Can you print every record below exactly as written?

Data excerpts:
<<<<
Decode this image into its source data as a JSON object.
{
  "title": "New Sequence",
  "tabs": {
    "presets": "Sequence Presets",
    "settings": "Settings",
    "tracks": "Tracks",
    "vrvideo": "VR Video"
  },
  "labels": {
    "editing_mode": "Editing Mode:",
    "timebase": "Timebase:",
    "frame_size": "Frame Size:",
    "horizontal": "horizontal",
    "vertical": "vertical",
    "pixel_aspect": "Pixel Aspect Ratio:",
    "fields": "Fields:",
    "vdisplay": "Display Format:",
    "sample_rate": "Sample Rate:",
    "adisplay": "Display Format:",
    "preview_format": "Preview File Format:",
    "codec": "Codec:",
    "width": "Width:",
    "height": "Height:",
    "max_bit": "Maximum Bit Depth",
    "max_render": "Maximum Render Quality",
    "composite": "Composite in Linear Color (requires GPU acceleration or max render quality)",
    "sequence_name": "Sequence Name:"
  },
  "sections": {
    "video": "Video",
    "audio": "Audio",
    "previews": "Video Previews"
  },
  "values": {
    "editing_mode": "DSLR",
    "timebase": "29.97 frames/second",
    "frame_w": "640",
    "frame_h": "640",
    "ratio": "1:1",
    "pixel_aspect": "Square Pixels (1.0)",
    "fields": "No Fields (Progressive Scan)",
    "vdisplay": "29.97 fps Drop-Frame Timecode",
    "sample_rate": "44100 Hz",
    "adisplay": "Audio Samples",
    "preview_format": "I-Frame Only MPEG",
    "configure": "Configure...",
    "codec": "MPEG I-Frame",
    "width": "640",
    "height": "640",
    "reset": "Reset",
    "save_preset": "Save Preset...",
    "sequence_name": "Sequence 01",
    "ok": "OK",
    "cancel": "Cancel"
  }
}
>>>>
- [Result of this exercise]:
Decode this image into its source data as a JSON object.
{
  "title": "New Sequence",
  "tabs": {
    "presets": "Sequence Presets",
    "settings": "Settings",
    "tracks": "Tracks",
    "vrvideo": "VR Video"
  },
  "labels": {
    "editing_mode": "Editing Mode:",
    "timebase": "Timebase:",
    "frame_size": "Frame Size:",
    "horizontal": "horizontal",
    "vertical": "vertical",
    "pixel_aspect": "Pixel Aspect Ratio:",
    "fields": "Fields:",
    "vdisplay": "Display Format:",
    "sample_rate": "Sample Rate:",
    "adisplay": "Display Format:",
    "preview_format": "Preview File Format:",
    "codec": "Codec:",
    "width": "Width:",
    "height": "Height:",
    "max_bit": "Maximum Bit Depth",
    "max_render": "Maximum Render Quality",
    "composite": "Composite in Linear Color (requires GPU acceleration or max render quality)",
    "sequence_name": "Sequence Name:"
  },
  "sections": {
    "video": "Video",
    "audio": "Audio",
    "previews": "Video Previews"
  },
  "values": {
    "editing_mode": "DSLR",
    "timebase": "29.97 frames/second",
    "frame_w": "640",
    "frame_h": "640",
    "ratio": "1:1",
    "pixel_aspect": "Square Pixels (1.0)",
    "fields": "No Fields (Progressive Scan)",
    "vdisplay": "29.97 fps Drop-Frame Timecode",
    "sample_rate": "44100 Hz",
    "adisplay": "Audio Samples",
    "preview_format": "I-Frame Only MPEG",
    "configure": "Configure...",
    "codec": "MPEG I-Frame",
    "width": "640",
    "height": "640",
    "reset": "Reset",
    "save_preset": "Save Preset...",
    "sequence_name": "Sequence 01",
    "ok": "OK",
    "cancel": "Cancel"
  }
}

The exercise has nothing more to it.